BEGIN INPUT MATERIAL
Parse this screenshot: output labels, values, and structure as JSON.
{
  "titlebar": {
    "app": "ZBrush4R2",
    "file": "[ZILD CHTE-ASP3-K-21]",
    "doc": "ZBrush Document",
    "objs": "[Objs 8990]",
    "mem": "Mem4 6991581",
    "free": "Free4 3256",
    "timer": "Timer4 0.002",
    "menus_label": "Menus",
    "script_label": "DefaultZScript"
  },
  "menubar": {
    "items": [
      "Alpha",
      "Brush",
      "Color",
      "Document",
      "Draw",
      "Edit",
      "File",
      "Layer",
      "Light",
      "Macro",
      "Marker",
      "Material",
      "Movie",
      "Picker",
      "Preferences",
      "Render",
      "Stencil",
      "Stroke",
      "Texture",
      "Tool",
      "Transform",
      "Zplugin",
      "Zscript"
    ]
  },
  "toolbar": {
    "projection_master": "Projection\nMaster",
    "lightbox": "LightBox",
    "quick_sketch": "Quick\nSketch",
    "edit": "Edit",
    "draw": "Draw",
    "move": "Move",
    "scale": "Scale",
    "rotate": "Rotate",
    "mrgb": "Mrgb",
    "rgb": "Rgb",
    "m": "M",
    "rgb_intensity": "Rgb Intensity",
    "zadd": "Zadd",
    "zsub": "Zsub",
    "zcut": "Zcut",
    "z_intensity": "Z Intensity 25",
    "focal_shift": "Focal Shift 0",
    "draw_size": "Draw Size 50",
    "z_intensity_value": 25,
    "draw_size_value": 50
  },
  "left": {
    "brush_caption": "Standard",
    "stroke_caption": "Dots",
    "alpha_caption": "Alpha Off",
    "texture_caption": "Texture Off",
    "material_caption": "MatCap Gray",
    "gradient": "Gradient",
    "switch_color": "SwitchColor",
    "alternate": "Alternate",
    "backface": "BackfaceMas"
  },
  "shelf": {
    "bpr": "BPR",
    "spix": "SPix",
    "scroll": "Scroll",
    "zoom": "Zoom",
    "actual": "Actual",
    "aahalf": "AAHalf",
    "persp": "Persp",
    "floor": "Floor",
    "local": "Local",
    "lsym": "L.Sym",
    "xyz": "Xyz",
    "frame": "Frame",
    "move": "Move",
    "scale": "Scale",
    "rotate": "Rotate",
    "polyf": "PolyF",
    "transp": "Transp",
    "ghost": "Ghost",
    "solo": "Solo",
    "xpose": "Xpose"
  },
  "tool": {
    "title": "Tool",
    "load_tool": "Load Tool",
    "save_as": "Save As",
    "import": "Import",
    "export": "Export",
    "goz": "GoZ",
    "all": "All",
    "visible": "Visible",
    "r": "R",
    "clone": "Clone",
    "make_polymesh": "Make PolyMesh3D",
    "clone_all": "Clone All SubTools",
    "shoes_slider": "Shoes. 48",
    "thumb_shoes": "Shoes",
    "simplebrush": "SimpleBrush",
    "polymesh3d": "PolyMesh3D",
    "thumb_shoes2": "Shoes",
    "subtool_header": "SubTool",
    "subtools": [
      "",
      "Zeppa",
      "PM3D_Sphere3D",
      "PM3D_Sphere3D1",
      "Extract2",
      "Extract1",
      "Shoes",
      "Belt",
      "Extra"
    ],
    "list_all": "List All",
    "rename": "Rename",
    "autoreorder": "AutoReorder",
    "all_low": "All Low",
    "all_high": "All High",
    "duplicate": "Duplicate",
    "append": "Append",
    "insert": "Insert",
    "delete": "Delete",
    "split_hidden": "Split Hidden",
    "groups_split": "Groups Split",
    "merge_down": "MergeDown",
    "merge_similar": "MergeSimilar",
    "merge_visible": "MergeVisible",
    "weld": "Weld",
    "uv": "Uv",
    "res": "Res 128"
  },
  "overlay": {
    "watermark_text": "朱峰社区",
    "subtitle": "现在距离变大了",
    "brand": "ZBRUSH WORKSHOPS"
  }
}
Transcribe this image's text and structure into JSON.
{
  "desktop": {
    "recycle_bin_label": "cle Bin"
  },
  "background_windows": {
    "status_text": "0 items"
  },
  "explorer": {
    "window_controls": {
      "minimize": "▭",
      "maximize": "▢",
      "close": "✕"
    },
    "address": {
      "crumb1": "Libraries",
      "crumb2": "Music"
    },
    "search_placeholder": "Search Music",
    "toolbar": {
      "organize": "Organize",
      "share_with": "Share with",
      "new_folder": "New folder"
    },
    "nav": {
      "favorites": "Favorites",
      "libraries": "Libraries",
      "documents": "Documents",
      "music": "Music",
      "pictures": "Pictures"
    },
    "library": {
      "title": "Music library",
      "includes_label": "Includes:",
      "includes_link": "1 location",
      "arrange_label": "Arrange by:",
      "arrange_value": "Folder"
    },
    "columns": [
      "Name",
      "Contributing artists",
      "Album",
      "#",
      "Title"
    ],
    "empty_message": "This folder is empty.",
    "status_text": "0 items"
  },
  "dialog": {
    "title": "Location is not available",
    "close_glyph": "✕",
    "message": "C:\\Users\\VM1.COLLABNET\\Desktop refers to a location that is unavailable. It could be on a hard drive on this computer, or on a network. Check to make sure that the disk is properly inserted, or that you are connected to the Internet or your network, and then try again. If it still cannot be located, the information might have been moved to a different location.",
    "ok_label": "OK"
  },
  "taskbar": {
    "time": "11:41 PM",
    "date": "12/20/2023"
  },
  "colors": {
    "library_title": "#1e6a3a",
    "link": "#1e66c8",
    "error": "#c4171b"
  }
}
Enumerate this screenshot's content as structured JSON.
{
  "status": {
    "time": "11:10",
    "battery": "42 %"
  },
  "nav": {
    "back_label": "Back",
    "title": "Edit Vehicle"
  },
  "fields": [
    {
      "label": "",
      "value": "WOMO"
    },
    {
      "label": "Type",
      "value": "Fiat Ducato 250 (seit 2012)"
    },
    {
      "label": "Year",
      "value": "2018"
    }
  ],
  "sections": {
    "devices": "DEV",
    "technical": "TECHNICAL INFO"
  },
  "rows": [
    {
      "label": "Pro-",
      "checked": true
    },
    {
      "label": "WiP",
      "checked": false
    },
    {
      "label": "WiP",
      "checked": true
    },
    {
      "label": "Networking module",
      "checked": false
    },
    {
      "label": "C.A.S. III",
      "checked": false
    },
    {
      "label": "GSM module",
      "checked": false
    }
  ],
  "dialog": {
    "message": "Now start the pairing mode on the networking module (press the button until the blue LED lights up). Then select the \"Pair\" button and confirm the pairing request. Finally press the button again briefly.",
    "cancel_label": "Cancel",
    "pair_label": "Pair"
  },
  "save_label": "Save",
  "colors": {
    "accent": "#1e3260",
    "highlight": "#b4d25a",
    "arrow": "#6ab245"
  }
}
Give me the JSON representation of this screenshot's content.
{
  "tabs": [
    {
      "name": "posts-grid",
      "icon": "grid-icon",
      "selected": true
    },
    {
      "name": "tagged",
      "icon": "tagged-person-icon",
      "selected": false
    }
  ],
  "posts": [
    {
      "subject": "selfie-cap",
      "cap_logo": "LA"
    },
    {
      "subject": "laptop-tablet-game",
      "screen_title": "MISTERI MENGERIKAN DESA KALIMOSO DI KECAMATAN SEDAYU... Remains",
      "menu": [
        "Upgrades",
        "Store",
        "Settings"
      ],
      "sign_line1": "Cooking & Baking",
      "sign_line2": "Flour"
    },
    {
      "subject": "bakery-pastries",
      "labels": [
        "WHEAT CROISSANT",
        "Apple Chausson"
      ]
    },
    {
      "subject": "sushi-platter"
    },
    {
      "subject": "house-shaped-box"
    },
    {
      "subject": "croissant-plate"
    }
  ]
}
END INPUT MATERIAL
▶ PROMPT
Return every line exactly.

▶ EXPECTED ANSWER
Parse this screenshot: output labels, values, and structure as JSON.
{
  "titlebar": {
    "app": "ZBrush4R2",
    "file": "[ZILD CHTE-ASP3-K-21]",
    "doc": "ZBrush Document",
    "objs": "[Objs 8990]",
    "mem": "Mem4 6991581",
    "free": "Free4 3256",
    "timer": "Timer4 0.002",
    "menus_label": "Menus",
    "script_label": "DefaultZScript"
  },
  "menubar": {
    "items": [
      "Alpha",
      "Brush",
      "Color",
      "Document",
      "Draw",
      "Edit",
      "File",
      "Layer",
      "Light",
      "Macro",
      "Marker",
      "Material",
      "Movie",
      "Picker",
      "Preferences",
      "Render",
      "Stencil",
      "Stroke",
      "Texture",
      "Tool",
      "Transform",
      "Zplugin",
      "Zscript"
    ]
  },
  "toolbar": {
    "projection_master": "Projection\nMaster",
    "lightbox": "LightBox",
    "quick_sketch": "Quick\nSketch",
    "edit": "Edit",
    "draw": "Draw",
    "move": "Move",
    "scale": "Scale",
    "rotate": "Rotate",
    "mrgb": "Mrgb",
    "rgb": "Rgb",
    "m": "M",
    "rgb_intensity": "Rgb Intensity",
    "zadd": "Zadd",
    "zsub": "Zsub",
    "zcut": "Zcut",
    "z_intensity": "Z Intensity 25",
    "focal_shift": "Focal Shift 0",
    "draw_size": "Draw Size 50",
    "z_intensity_value": 25,
    "draw_size_value": 50
  },
  "left": {
    "brush_caption": "Standard",
    "stroke_caption": "Dots",
    "alpha_caption": "Alpha Off",
    "texture_caption": "Texture Off",
    "material_caption": "MatCap Gray",
    "gradient": "Gradient",
    "switch_color": "SwitchColor",
    "alternate": "Alternate",
    "backface": "BackfaceMas"
  },
  "shelf": {
    "bpr": "BPR",
    "spix": "SPix",
    "scroll": "Scroll",
    "zoom": "Zoom",
    "actual": "Actual",
    "aahalf": "AAHalf",
    "persp": "Persp",
    "floor": "Floor",
    "local": "Local",
    "lsym": "L.Sym",
    "xyz": "Xyz",
    "frame": "Frame",
    "move": "Move",
    "scale": "Scale",
    "rotate": "Rotate",
    "polyf": "PolyF",
    "transp": "Transp",
    "ghost": "Ghost",
    "solo": "Solo",
    "xpose": "Xpose"
  },
  "tool": {
    "title": "Tool",
    "load_tool": "Load Tool",
    "save_as": "Save As",
    "import": "Import",
    "export": "Export",
    "goz": "GoZ",
    "all": "All",
    "visible": "Visible",
    "r": "R",
    "clone": "Clone",
    "make_polymesh": "Make PolyMesh3D",
    "clone_all": "Clone All SubTools",
    "shoes_slider": "Shoes. 48",
    "thumb_shoes": "Shoes",
    "simplebrush": "SimpleBrush",
    "polymesh3d": "PolyMesh3D",
    "thumb_shoes2": "Shoes",
    "subtool_header": "SubTool",
    "subtools": [
      "",
      "Zeppa",
      "PM3D_Sphere3D",
      "PM3D_Sphere3D1",
      "Extract2",
      "Extract1",
      "Shoes",
      "Belt",
      "Extra"
    ],
    "list_all": "List All",
    "rename": "Rename",
    "autoreorder": "AutoReorder",
    "all_low": "All Low",
    "all_high": "All High",
    "duplicate": "Duplicate",
    "append": "Append",
    "insert": "Insert",
    "delete": "Delete",
    "split_hidden": "Split Hidden",
    "groups_split": "Groups Split",
    "merge_down": "MergeDown",
    "merge_similar": "MergeSimilar",
    "merge_visible": "MergeVisible",
    "weld": "Weld",
    "uv": "Uv",
    "res": "Res 128"
  },
  "overlay": {
    "watermark_text": "朱峰社区",
    "subtitle": "现在距离变大了",
    "brand": "ZBRUSH WORKSHOPS"
  }
}
Transcribe this image's text and structure into JSON.
{
  "desktop": {
    "recycle_bin_label": "cle Bin"
  },
  "background_windows": {
    "status_text": "0 items"
  },
  "explorer": {
    "window_controls": {
      "minimize": "▭",
      "maximize": "▢",
      "close": "✕"
    },
    "address": {
      "crumb1": "Libraries",
      "crumb2": "Music"
    },
    "search_placeholder": "Search Music",
    "toolbar": {
      "organize": "Organize",
      "share_with": "Share with",
      "new_folder": "New folder"
    },
    "nav": {
      "favorites": "Favorites",
      "libraries": "Libraries",
      "documents": "Documents",
      "music": "Music",
      "pictures": "Pictures"
    },
    "library": {
      "title": "Music library",
      "includes_label": "Includes:",
      "includes_link": "1 location",
      "arrange_label": "Arrange by:",
      "arrange_value": "Folder"
    },
    "columns": [
      "Name",
      "Contributing artists",
      "Album",
      "#",
      "Title"
    ],
    "empty_message": "This folder is empty.",
    "status_text": "0 items"
  },
  "dialog": {
    "title": "Location is not available",
    "close_glyph": "✕",
    "message": "C:\\Users\\VM1.COLLABNET\\Desktop refers to a location that is unavailable. It could be on a hard drive on this computer, or on a network. Check to make sure that the disk is properly inserted, or that you are connected to the Internet or your network, and then try again. If it still cannot be located, the information might have been moved to a different location.",
    "ok_label": "OK"
  },
  "taskbar": {
    "time": "11:41 PM",
    "date": "12/20/2023"
  },
  "colors": {
    "library_title": "#1e6a3a",
    "link": "#1e66c8",
    "error": "#c4171b"
  }
}
Enumerate this screenshot's content as structured JSON.
{
  "status": {
    "time": "11:10",
    "battery": "42 %"
  },
  "nav": {
    "back_label": "Back",
    "title": "Edit Vehicle"
  },
  "fields": [
    {
      "label": "",
      "value": "WOMO"
    },
    {
      "label": "Type",
      "value": "Fiat Ducato 250 (seit 2012)"
    },
    {
      "label": "Year",
      "value": "2018"
    }
  ],
  "sections": {
    "devices": "DEV",
    "technical": "TECHNICAL INFO"
  },
  "rows": [
    {
      "label": "Pro-",
      "checked": true
    },
    {
      "label": "WiP",
      "checked": false
    },
    {
      "label": "WiP",
      "checked": true
    },
    {
      "label": "Networking module",
      "checked": false
    },
    {
      "label": "C.A.S. III",
      "checked": false
    },
    {
      "label": "GSM module",
      "checked": false
    }
  ],
  "dialog": {
    "message": "Now start the pairing mode on the networking module (press the button until the blue LED lights up). Then select the \"Pair\" button and confirm the pairing request. Finally press the button again briefly.",
    "cancel_label": "Cancel",
    "pair_label": "Pair"
  },
  "save_label": "Save",
  "colors": {
    "accent": "#1e3260",
    "highlight": "#b4d25a",
    "arrow": "#6ab245"
  }
}
Give me the JSON representation of this screenshot's content.
{
  "tabs": [
    {
      "name": "posts-grid",
      "icon": "grid-icon",
      "selected": true
    },
    {
      "name": "tagged",
      "icon": "tagged-person-icon",
      "selected": false
    }
  ],
  "posts": [
    {
      "subject": "selfie-cap",
      "cap_logo": "LA"
    },
    {
      "subject": "laptop-tablet-game",
      "screen_title": "MISTERI MENGERIKAN DESA KALIMOSO DI KECAMATAN SEDAYU... Remains",
      "menu": [
        "Upgrades",
        "Store",
        "Settings"
      ],
      "sign_line1": "Cooking & Baking",
      "sign_line2": "Flour"
    },
    {
      "subject": "bakery-pastries",
      "labels": [
        "WHEAT CROISSANT",
        "Apple Chausson"
      ]
    },
    {
      "subject": "sushi-platter"
    },
    {
      "subject": "house-shaped-box"
    },
    {
      "subject": "croissant-plate"
    }
  ]
}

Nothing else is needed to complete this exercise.